## EXERCISE REQUIREMENTS:
Write out the whole listing again, exactly as given.

━━━ ENTRIES SHOWN ━━━

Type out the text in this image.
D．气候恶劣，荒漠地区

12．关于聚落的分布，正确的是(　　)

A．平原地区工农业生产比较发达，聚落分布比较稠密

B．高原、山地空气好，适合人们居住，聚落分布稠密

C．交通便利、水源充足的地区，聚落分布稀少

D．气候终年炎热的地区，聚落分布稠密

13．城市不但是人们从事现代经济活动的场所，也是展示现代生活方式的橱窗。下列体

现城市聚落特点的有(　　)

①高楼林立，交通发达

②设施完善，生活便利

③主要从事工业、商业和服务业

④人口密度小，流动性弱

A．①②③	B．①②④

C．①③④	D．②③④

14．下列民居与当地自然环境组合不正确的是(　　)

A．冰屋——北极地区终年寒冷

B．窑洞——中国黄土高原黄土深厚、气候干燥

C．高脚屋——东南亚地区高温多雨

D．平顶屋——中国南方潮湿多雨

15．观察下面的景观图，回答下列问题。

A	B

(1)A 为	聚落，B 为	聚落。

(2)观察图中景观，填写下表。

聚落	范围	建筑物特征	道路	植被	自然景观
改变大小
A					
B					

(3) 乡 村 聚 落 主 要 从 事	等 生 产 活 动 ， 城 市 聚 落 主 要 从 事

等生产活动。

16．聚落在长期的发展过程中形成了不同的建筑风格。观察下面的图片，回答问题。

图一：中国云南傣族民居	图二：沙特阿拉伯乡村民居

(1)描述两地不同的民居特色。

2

━━━

## OUTPUT FOR THIS TASK:
Type out the text in this image.
D．气候恶劣，荒漠地区

12．关于聚落的分布，正确的是(　　)

A．平原地区工农业生产比较发达，聚落分布比较稠密

B．高原、山地空气好，适合人们居住，聚落分布稠密

C．交通便利、水源充足的地区，聚落分布稀少

D．气候终年炎热的地区，聚落分布稠密

13．城市不但是人们从事现代经济活动的场所，也是展示现代生活方式的橱窗。下列体

现城市聚落特点的有(　　)

①高楼林立，交通发达

②设施完善，生活便利

③主要从事工业、商业和服务业

④人口密度小，流动性弱

A．①②③	B．①②④

C．①③④	D．②③④

14．下列民居与当地自然环境组合不正确的是(　　)

A．冰屋——北极地区终年寒冷

B．窑洞——中国黄土高原黄土深厚、气候干燥

C．高脚屋——东南亚地区高温多雨

D．平顶屋——中国南方潮湿多雨

15．观察下面的景观图，回答下列问题。

A	B

(1)A 为	聚落，B 为	聚落。

(2)观察图中景观，填写下表。

聚落	范围	建筑物特征	道路	植被	自然景观
改变大小
A					
B					

(3) 乡 村 聚 落 主 要 从 事	等 生 产 活 动 ， 城 市 聚 落 主 要 从 事

等生产活动。

16．聚落在长期的发展过程中形成了不同的建筑风格。观察下面的图片，回答问题。

图一：中国云南傣族民居	图二：沙特阿拉伯乡村民居

(1)描述两地不同的民居特色。

2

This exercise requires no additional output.